## Exercise directions
Find each line in the listing below that contains the string "section", treating uppercase and lowercase as different, and copy those lines out in full.

## Material supplied
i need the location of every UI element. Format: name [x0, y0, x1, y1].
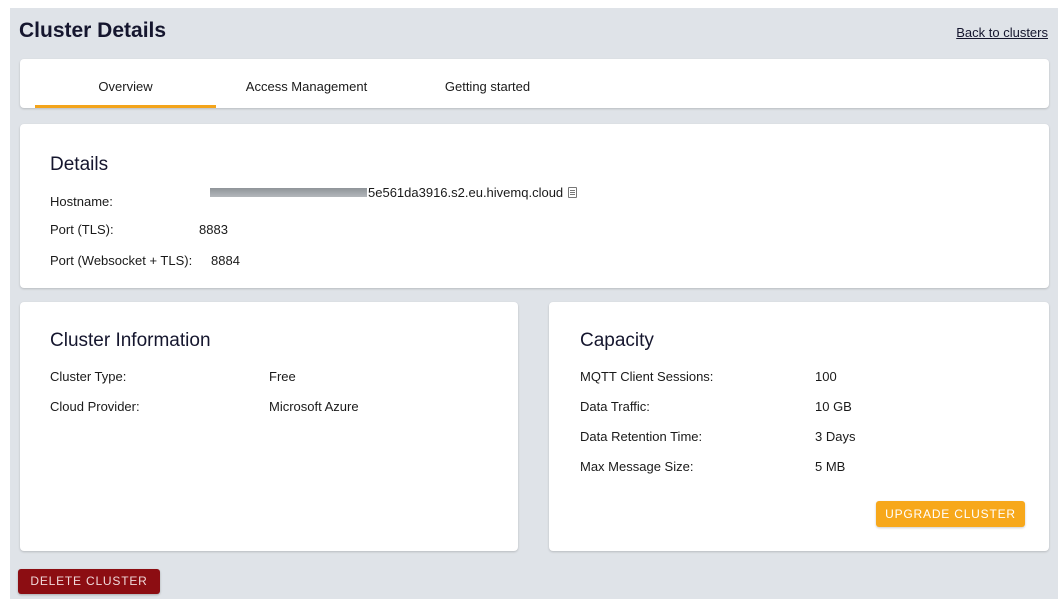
...
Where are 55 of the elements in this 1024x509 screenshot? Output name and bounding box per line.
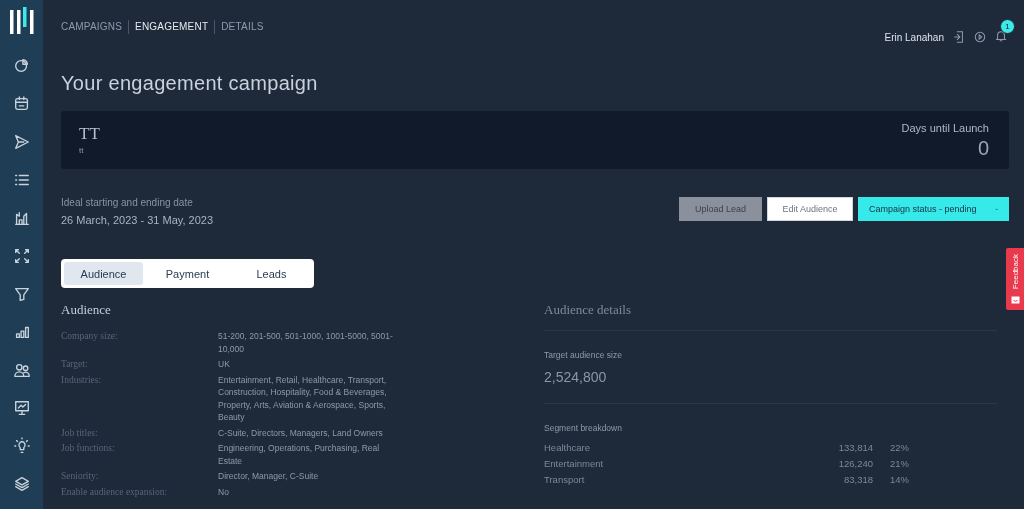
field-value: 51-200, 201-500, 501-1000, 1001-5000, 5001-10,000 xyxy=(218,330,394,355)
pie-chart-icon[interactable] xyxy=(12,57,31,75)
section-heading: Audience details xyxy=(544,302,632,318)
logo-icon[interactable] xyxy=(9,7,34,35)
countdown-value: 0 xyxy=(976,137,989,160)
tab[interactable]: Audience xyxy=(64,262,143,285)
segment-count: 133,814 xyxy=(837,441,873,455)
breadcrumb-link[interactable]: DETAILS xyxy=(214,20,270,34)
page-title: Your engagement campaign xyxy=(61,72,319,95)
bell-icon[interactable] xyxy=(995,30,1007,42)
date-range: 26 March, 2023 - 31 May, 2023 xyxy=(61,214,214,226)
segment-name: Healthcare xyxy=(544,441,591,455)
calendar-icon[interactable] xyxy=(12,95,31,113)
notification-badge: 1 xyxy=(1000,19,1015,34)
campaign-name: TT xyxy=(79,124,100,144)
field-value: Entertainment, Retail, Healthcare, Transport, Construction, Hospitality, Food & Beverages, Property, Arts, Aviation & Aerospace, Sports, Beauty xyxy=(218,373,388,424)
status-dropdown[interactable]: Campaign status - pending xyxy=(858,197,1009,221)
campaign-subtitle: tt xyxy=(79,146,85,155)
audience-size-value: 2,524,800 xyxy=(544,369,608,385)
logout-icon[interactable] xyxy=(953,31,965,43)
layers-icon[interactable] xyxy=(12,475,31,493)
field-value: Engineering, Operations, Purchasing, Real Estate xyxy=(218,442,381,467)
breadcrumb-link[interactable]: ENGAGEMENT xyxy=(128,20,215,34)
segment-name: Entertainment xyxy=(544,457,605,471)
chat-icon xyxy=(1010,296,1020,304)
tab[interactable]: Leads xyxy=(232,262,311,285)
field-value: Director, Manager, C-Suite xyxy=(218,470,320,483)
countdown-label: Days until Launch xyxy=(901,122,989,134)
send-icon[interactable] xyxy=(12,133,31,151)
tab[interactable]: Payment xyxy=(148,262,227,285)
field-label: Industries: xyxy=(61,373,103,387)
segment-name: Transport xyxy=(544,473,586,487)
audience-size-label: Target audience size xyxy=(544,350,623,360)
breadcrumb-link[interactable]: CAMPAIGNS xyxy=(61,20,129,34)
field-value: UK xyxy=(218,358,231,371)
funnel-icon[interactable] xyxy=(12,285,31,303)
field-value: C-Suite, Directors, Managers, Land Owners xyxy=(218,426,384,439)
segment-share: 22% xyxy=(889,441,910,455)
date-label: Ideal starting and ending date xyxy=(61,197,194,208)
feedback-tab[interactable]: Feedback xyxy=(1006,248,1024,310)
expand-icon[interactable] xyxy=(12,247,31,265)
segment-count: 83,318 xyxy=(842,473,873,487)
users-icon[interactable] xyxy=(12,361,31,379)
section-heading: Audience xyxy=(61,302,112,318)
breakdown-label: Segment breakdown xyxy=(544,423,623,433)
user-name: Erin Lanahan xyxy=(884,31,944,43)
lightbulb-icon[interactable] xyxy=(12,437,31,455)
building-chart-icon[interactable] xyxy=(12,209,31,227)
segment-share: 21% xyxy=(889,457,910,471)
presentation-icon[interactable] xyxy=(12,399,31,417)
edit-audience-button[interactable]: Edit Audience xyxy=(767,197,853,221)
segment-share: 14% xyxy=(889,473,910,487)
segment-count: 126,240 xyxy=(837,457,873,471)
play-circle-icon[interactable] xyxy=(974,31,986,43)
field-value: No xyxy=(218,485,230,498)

## Problem solution
section-heading: Audience details xyxy=(544,302,632,318)
section-heading: Audience xyxy=(61,302,112,318)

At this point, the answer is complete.